> _DESCRIPTION OF THE TASK_: Can you set out every line of the records below as a Markdown table with the columns "Row" and "Line", numbering the rows and leaving out any blank lines?

──────── DATA ROWS ────────

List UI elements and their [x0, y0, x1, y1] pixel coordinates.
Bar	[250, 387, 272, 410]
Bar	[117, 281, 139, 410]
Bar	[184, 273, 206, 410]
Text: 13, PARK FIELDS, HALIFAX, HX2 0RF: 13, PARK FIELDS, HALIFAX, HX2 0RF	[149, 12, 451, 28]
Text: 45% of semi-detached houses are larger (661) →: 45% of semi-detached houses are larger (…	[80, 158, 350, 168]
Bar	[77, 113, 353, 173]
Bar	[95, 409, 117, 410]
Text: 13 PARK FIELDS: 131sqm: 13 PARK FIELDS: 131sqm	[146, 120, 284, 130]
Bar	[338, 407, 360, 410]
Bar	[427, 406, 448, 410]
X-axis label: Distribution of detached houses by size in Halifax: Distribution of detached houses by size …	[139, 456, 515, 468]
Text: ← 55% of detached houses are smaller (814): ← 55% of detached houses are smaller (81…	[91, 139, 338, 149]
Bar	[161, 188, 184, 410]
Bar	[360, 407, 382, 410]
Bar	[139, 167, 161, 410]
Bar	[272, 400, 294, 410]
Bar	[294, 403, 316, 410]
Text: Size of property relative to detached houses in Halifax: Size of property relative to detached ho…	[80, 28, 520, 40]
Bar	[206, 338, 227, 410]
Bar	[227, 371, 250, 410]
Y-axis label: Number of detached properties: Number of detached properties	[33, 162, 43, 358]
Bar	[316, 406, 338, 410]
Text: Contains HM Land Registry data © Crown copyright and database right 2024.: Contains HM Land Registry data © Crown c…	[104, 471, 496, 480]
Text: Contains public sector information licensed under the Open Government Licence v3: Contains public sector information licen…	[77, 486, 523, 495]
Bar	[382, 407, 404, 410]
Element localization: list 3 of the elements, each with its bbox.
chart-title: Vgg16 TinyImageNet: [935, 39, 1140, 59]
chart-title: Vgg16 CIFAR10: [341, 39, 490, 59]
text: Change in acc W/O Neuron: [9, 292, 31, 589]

────────

> _EXERCISE ANSWER_:
| Row | Line |
|---|---|
| 1 | List UI elements and their [x0, y0, x1, y1] pixel coordinates. |
| 2 | Bar	[250, 387, 272, 410] |
| 3 | Bar	[117, 281, 139, 410] |
| 4 | Bar	[184, 273, 206, 410] |
| 5 | Text: 13, PARK FIELDS, HALIFAX, HX2 0RF: 13, PARK FIELDS, HALIFAX, HX2 0RF	[149, 12, 451, 28] |
| 6 | Text: 45% of semi-detached houses are larger (661) →: 45% of semi-detached houses are larger (…	[80, 158, 350, 168] |
| 7 | Bar	[77, 113, 353, 173] |
| 8 | Bar	[95, 409, 117, 410] |
| 9 | Text: 13 PARK FIELDS: 131sqm: 13 PARK FIELDS: 131sqm	[146, 120, 284, 130] |
| 10 | Bar	[338, 407, 360, 410] |
| 11 | Bar	[427, 406, 448, 410] |
| 12 | X-axis label: Distribution of detached houses by size in Halifax: Distribution of detached houses by size …	[139, 456, 515, 468] |
| 13 | Text: ← 55% of detached houses are smaller (814): ← 55% of detached houses are smaller (81…	[91, 139, 338, 149] |
| 14 | Bar	[161, 188, 184, 410] |
| 15 | Bar	[360, 407, 382, 410] |
| 16 | Bar	[139, 167, 161, 410] |
| 17 | Bar	[272, 400, 294, 410] |
| 18 | Bar	[294, 403, 316, 410] |
| 19 | Text: Size of property relative to detached houses in Halifax: Size of property relative to detached ho…	[80, 28, 520, 40] |
| 20 | Bar	[206, 338, 227, 410] |
| 21 | Bar	[227, 371, 250, 410] |
| 22 | Y-axis label: Number of detached properties: Number of detached properties	[33, 162, 43, 358] |
| 23 | Bar	[316, 406, 338, 410] |
| 24 | Text: Contains HM Land Registry data © Crown copyright and database right 2024.: Contains HM Land Registry data © Crown c…	[104, 471, 496, 480] |
| 25 | Text: Contains public sector information licensed under the Open Government Licence v3: Contains public sector information licen…	[77, 486, 523, 495] |
| 26 | Bar	[382, 407, 404, 410] |
| 27 | Element localization: list 3 of the elements, each with its bbox. |
| 28 | chart-title: Vgg16 TinyImageNet: [935, 39, 1140, 59] |
| 29 | chart-title: Vgg16 CIFAR10: [341, 39, 490, 59] |
| 30 | text: Change in acc W/O Neuron: [9, 292, 31, 589] |